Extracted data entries
>> Start
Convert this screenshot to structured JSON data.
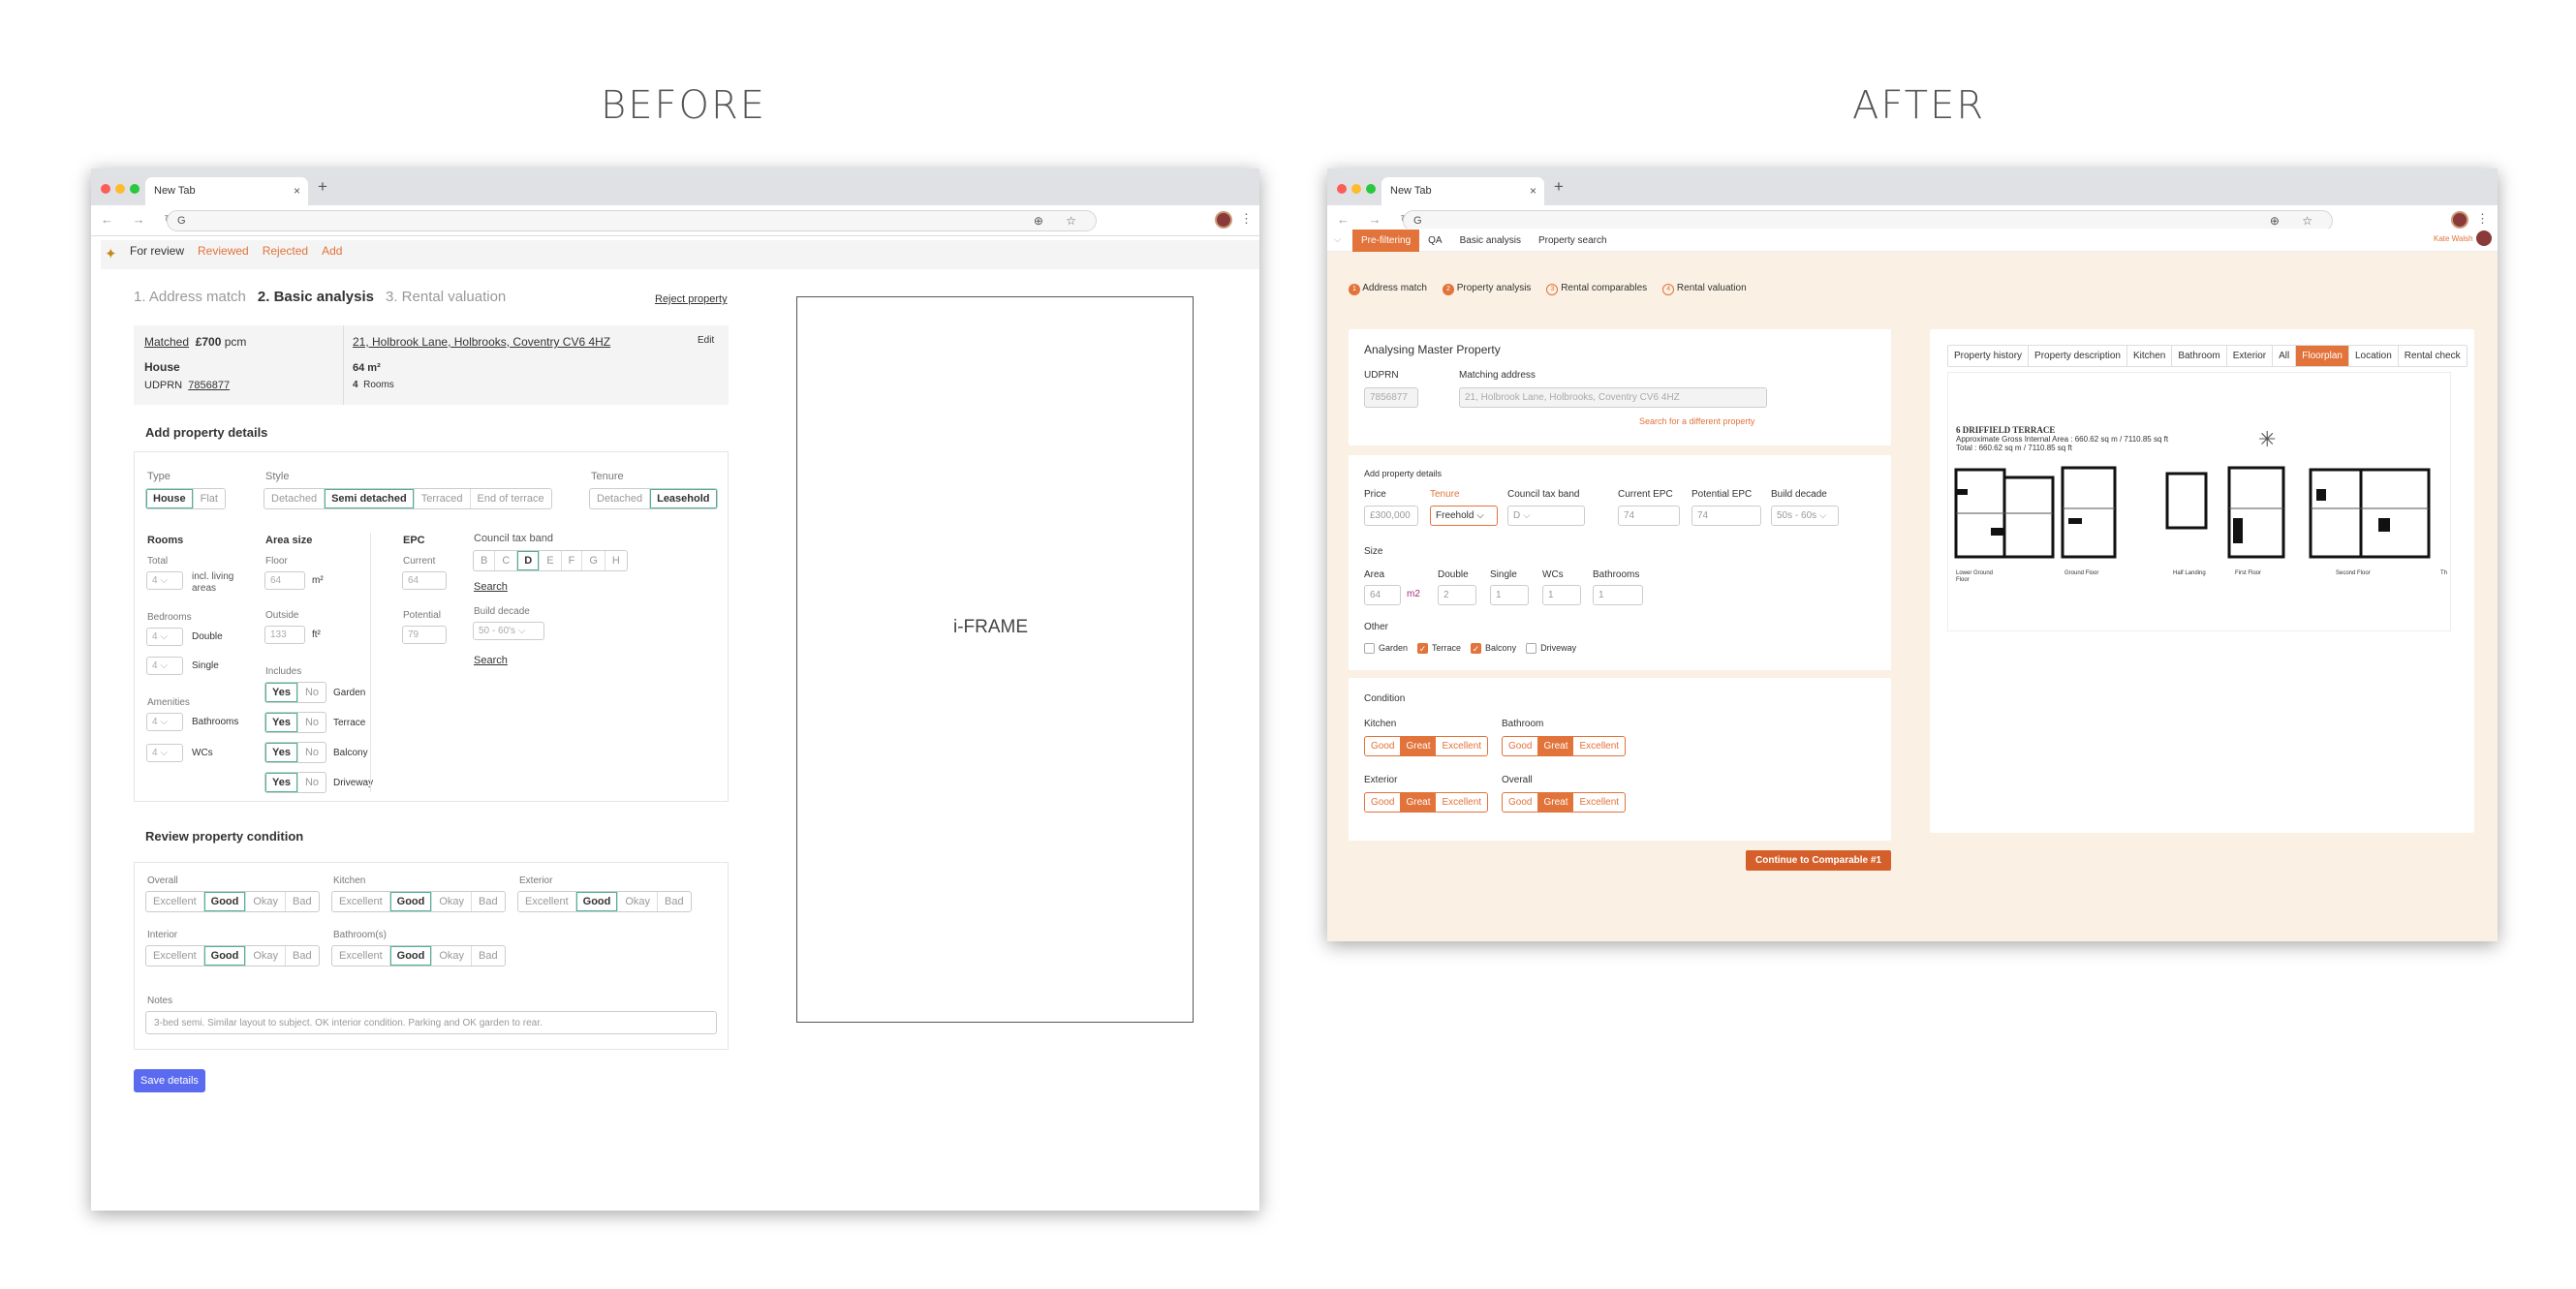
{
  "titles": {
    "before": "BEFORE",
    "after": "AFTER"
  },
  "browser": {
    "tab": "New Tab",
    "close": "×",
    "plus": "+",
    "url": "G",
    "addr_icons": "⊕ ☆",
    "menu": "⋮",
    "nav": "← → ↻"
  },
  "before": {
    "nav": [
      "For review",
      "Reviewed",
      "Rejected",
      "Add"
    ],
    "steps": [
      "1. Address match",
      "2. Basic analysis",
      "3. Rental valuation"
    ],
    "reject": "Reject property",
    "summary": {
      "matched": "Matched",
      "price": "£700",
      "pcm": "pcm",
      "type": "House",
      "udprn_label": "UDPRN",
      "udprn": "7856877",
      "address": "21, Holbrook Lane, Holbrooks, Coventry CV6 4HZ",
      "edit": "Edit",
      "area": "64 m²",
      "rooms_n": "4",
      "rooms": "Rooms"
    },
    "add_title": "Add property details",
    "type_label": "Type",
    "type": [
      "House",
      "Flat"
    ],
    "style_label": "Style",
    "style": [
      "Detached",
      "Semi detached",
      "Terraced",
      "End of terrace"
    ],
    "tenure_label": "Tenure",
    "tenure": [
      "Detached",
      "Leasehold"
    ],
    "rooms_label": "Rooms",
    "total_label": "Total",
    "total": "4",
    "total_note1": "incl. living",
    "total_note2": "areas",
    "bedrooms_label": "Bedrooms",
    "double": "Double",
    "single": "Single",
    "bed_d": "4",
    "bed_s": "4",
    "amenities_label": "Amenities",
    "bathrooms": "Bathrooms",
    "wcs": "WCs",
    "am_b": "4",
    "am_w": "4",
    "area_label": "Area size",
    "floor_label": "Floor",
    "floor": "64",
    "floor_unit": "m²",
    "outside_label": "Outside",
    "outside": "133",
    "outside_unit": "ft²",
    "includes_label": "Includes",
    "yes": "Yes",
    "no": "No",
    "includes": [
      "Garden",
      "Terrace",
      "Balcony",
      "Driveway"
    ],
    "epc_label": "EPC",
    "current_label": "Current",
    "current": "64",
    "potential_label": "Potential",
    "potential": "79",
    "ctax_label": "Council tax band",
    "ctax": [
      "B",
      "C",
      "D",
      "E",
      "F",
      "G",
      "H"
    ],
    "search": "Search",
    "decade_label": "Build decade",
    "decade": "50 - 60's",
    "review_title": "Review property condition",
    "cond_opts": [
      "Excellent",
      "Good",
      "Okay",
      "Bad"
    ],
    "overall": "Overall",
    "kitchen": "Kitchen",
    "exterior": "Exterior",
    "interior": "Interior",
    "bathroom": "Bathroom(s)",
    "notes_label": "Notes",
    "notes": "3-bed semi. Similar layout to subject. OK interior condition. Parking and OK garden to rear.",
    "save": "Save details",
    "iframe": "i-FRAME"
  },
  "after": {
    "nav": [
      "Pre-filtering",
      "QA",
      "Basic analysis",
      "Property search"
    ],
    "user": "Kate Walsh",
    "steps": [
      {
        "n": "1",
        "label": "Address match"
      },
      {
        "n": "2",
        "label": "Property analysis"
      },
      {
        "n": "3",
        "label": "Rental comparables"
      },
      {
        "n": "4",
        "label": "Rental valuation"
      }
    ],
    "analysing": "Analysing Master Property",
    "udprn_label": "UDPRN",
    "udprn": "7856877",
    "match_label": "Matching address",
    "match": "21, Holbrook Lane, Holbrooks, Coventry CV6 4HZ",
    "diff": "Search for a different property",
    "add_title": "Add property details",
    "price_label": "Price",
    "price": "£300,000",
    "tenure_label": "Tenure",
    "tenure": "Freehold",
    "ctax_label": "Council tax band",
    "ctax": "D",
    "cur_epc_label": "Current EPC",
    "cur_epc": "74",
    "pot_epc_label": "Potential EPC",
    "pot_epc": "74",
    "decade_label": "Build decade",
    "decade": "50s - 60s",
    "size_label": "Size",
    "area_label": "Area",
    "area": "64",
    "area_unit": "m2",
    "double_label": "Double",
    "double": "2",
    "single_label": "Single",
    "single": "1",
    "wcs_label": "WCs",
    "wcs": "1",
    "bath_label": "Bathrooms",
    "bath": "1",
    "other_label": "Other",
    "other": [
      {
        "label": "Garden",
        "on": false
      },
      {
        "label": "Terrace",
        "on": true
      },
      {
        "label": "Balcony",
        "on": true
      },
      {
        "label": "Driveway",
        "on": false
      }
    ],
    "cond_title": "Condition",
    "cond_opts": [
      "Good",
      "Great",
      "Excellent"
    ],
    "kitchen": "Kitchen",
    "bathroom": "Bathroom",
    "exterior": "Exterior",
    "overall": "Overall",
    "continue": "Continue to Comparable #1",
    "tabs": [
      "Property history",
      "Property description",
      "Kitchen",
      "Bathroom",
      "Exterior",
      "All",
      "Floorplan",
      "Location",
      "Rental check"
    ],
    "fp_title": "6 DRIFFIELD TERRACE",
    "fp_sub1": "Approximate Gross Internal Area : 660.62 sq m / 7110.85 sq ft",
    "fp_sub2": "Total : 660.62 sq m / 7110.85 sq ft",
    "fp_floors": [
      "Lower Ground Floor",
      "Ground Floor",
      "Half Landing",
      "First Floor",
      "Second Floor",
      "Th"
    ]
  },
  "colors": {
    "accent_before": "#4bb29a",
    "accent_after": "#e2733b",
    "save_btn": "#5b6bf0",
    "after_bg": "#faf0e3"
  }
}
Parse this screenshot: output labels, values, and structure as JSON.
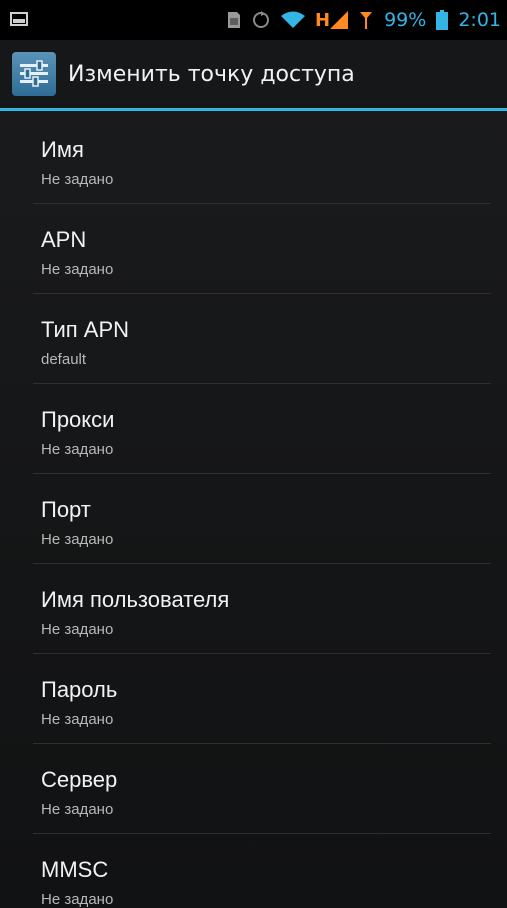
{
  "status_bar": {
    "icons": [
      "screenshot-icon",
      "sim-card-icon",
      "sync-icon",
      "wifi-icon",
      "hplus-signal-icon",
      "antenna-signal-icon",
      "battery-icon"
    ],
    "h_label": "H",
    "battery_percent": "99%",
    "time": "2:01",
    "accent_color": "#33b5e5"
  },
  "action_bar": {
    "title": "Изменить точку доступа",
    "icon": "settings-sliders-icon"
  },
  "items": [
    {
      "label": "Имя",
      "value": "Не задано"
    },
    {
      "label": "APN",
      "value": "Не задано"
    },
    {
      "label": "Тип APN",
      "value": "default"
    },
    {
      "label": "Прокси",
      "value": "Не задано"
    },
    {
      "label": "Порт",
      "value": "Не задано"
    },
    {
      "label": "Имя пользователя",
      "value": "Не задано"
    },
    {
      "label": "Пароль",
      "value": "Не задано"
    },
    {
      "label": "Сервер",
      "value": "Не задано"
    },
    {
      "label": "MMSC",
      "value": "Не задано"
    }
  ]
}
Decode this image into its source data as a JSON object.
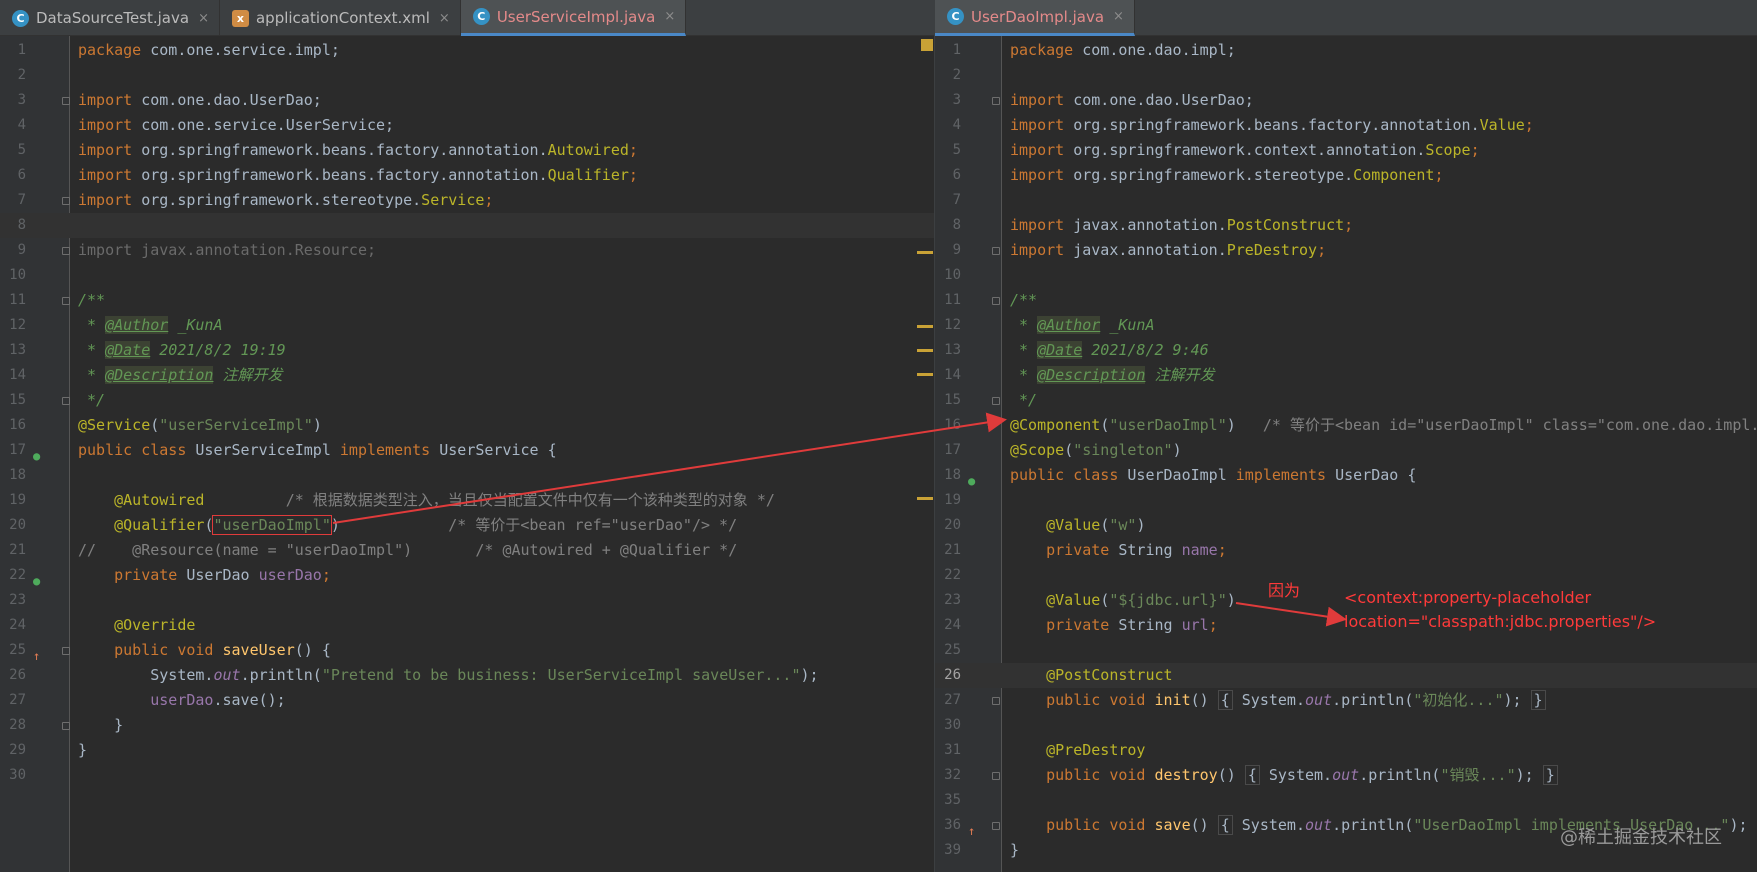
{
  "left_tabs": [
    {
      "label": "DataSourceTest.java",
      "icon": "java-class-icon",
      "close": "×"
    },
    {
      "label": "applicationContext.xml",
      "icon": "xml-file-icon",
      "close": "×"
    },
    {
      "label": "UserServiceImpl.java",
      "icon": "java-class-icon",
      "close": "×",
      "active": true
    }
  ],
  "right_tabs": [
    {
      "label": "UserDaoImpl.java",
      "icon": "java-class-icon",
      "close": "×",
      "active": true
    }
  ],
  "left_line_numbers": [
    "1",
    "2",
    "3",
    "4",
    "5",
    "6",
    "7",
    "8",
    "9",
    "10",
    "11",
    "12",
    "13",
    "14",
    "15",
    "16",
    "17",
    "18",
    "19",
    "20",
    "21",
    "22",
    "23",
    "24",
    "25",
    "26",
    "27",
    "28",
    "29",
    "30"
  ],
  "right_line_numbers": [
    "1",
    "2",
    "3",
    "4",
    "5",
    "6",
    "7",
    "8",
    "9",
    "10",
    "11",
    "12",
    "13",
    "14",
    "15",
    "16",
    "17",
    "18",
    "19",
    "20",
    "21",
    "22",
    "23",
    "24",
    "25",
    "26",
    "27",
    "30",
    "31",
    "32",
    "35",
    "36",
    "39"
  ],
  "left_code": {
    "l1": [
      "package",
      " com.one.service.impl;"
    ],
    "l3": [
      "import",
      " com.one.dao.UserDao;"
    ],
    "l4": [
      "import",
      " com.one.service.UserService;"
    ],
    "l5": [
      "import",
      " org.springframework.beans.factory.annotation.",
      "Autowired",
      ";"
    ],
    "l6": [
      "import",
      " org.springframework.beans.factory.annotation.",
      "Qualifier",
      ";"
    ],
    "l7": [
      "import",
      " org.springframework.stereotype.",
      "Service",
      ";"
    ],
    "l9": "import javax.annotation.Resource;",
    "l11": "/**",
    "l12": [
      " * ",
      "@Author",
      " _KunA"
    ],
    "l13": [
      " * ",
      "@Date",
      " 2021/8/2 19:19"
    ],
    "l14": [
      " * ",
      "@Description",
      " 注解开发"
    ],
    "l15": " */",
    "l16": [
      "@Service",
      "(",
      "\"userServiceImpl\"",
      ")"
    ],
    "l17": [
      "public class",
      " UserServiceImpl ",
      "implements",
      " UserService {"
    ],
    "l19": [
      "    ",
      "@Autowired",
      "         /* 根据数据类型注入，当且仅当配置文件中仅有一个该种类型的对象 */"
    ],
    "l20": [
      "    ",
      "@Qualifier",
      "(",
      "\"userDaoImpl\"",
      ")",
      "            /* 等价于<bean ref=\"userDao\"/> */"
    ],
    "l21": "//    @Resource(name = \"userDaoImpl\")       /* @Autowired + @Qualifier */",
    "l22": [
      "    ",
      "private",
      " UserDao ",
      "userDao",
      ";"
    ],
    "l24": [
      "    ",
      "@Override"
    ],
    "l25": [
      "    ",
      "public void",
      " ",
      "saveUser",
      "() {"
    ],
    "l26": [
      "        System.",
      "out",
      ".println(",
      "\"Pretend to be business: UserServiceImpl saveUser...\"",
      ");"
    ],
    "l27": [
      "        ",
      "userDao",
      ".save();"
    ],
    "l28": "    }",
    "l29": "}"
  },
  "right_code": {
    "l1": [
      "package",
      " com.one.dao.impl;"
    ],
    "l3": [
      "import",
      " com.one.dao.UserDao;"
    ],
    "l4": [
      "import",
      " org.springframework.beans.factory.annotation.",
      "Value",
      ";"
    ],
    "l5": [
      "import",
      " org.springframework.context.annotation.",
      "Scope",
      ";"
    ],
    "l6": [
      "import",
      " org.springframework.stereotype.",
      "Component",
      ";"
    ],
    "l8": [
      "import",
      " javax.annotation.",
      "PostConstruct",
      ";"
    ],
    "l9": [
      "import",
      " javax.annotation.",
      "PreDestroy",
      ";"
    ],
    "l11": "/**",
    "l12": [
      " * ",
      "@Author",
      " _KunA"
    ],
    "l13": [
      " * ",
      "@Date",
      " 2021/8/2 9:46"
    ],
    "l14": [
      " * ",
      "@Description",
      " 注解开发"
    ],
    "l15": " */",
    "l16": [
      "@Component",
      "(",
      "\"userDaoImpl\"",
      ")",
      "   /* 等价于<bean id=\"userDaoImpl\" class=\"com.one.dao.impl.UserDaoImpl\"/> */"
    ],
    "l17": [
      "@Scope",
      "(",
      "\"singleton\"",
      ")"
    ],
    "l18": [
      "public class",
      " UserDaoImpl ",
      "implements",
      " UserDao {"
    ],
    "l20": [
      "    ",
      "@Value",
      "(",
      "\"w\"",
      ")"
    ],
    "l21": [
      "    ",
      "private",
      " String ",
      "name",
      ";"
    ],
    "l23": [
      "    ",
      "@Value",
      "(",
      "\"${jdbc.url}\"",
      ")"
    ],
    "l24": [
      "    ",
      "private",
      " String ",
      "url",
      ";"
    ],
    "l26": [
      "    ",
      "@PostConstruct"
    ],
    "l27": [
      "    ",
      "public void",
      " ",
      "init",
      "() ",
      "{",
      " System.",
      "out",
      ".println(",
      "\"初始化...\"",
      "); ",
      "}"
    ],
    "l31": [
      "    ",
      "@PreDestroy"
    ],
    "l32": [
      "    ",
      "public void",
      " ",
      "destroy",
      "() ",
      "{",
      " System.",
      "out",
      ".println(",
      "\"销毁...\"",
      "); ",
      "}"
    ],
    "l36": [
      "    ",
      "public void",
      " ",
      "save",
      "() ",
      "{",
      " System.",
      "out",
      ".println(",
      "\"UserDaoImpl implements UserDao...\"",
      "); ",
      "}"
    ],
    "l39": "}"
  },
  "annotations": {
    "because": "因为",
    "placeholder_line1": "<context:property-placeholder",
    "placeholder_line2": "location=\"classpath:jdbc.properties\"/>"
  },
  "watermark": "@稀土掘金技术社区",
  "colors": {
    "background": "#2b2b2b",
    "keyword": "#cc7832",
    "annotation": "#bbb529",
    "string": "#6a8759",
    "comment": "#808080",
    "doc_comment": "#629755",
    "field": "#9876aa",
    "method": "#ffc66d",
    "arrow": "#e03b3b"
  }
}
>> End
WORK REQUIRED: Say how many lines in the entries contain the string "JSON", and say nothing else.

THE ANSWER: 3